Görev Tanımı A:
Verilen metne göre aşağıdaki soruları yanıtlayın:
(i) Sermaye örgütleri programlarını ne zaman yayınladı ve bu program kaç maddeden oluşuyordu?
(ii) IG Metall hangi ay programını yayınladı ve program kaç maddeliydi?
(iii) Sermaye yanlısı medyaya göre Almanya hangi tehlike altında bulunuyor?

Written by 07:00 ÇALIŞMA YAŞAMI

Dönüşümün faturası işçi ve emekçilere!

Sermaye, partileri ve işbirlikçi sendika merkezleri, “sanayi merkezi Almanya’nın geleceği için” el ele verdiler: Ocak sonunda sermaye örgütleri 10 maddelik programlarını yayınladılar. Şubat ayında Birlik partileri, Nisan ayında ise FDP 12 maddelik programlarını ilan ettiler. Mayıs ayında ise IG Metall 11 maddelik program yayınladı. Sermaye yanlısı programların yayınlanması önümüzdeki dönem sınıf çelişkilerinin giderek artacağı anlamına geliyor.

UMUT YAŞAR

Sermaye yanlısı medya son birkaç yıldır Almanya sanayisi ile ilgili sürekli felaket haberleri yayınlıyor. Buna göre, “Almanya ciddi bir sanayisizleşme tehlikesi altında” bulunuyor. Hatta bu “tehlike”, karşı önlem alınmadığı için her geçen gün büyüyor. Bu haberlere ilişkin yayınlanan yorumlara inanacak olursak, “son birkaç kuşağın bin bir zorlukla kurduğu bu refah ülkesi artık bir uçurum kenarında” ve “acil olarak bir dizi önlem alınmalı.”

Görev Malzemesi:
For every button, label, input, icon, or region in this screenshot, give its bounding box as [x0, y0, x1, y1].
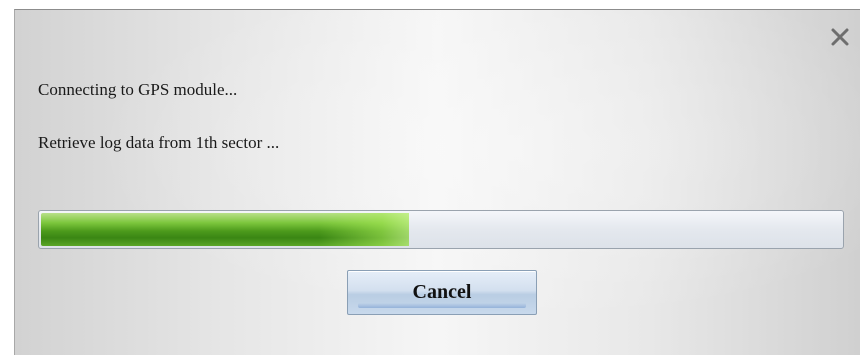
cancel-button[interactable]: Cancel: [347, 270, 537, 315]
progress-bar-fill: [41, 213, 409, 246]
progress-bar: [38, 210, 844, 249]
close-icon: [831, 28, 849, 46]
close-button[interactable]: [829, 26, 851, 48]
status-text-connecting: Connecting to GPS module...: [38, 80, 238, 99]
progress-dialog: Connecting to GPS module... Retrieve log…: [14, 9, 860, 355]
status-text-retrieve: Retrieve log data from 1th sector ...: [38, 133, 280, 152]
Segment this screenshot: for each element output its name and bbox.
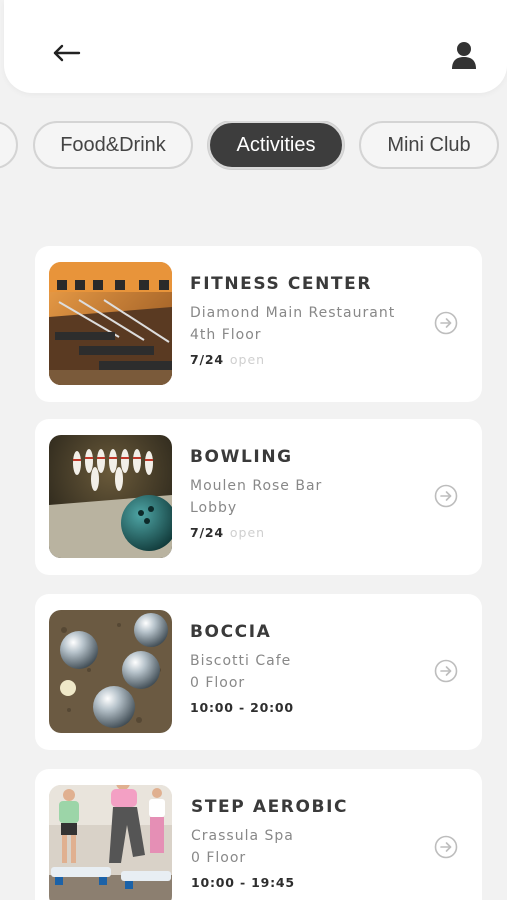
activity-floor: 4th Floor: [190, 327, 262, 343]
activity-card-step-aerobic[interactable]: STEP AEROBIC Crassula Spa 0 Floor 10:00 …: [35, 769, 482, 900]
arrow-right-circle-icon[interactable]: [433, 483, 459, 509]
top-bar: [4, 0, 507, 93]
activity-card-bowling[interactable]: BOWLING Moulen Rose Bar Lobby 7/24 open: [35, 419, 482, 575]
bowling-pins-image: [49, 435, 172, 558]
back-button[interactable]: [48, 37, 84, 69]
activity-location: Biscotti Cafe: [190, 653, 292, 669]
boccia-balls-image: [49, 610, 172, 733]
category-tabs: Food&Drink Activities Mini Club: [0, 121, 507, 171]
open-status: open: [229, 525, 266, 540]
step-aerobic-image: [49, 785, 172, 900]
arrow-right-circle-icon[interactable]: [433, 658, 459, 684]
activity-title: BOCCIA: [190, 622, 272, 642]
activity-floor: Lobby: [190, 500, 238, 516]
tab-food-drink[interactable]: Food&Drink: [33, 121, 193, 169]
tab-activities[interactable]: Activities: [208, 121, 344, 169]
arrow-right-circle-icon[interactable]: [433, 310, 459, 336]
open-status: open: [229, 352, 266, 367]
activity-location: Moulen Rose Bar: [190, 478, 323, 494]
activity-location: Crassula Spa: [191, 828, 294, 844]
activity-card-boccia[interactable]: BOCCIA Biscotti Cafe 0 Floor 10:00 - 20:…: [35, 594, 482, 750]
activity-floor: 0 Floor: [191, 850, 247, 866]
activity-hours: 10:00 - 19:45: [191, 875, 295, 890]
profile-button[interactable]: [447, 37, 481, 73]
activity-hours: 7/24 open: [190, 352, 266, 367]
activity-location: Diamond Main Restaurant: [190, 305, 396, 321]
arrow-left-icon: [53, 44, 81, 62]
activity-card-fitness-center[interactable]: FITNESS CENTER Diamond Main Restaurant 4…: [35, 246, 482, 402]
activity-hours: 10:00 - 20:00: [190, 700, 294, 715]
activity-title: STEP AEROBIC: [191, 797, 349, 817]
activity-title: FITNESS CENTER: [190, 274, 373, 294]
tab-partial[interactable]: [0, 121, 18, 169]
activity-hours: 7/24 open: [190, 525, 266, 540]
tab-mini-club[interactable]: Mini Club: [359, 121, 499, 169]
user-icon: [452, 42, 476, 69]
arrow-right-circle-icon[interactable]: [433, 834, 459, 860]
gym-treadmills-image: [49, 262, 172, 385]
activity-title: BOWLING: [190, 447, 293, 467]
activity-floor: 0 Floor: [190, 675, 246, 691]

Görev Tanımı B:
Yukarıdaki satırlardan, "cancel-button[interactable]: Cancel: [347, 270, 537, 315]" ifadesini içeren satırdan "Segment this screenshot: for" ifadesini içeren satıra kadar olanları, iki uçtaki satırlar da dahil olmak üzere aynen aktarın.

Yazılı Çözüm A:
(i) Ocak sonunda; 10 maddelik bir program.
(ii) Mayıs ayında; 11 maddelik bir program.
(iii) Ciddi bir sanayisizleşme tehlikesi.

Yazılı Çözüm B:
cancel-button[interactable]: Cancel: [347, 270, 537, 315]
progress-bar-fill: [41, 213, 409, 246]
progress-bar: [38, 210, 844, 249]
close-icon: [831, 28, 849, 46]
close-button[interactable]: [829, 26, 851, 48]
status-text-connecting: Connecting to GPS module...: [38, 80, 238, 99]
progress-dialog: Connecting to GPS module... Retrieve log…: [14, 9, 860, 355]
status-text-retrieve: Retrieve log data from 1th sector ...: [38, 133, 280, 152]
Segment this screenshot: for each element output its name and bbox.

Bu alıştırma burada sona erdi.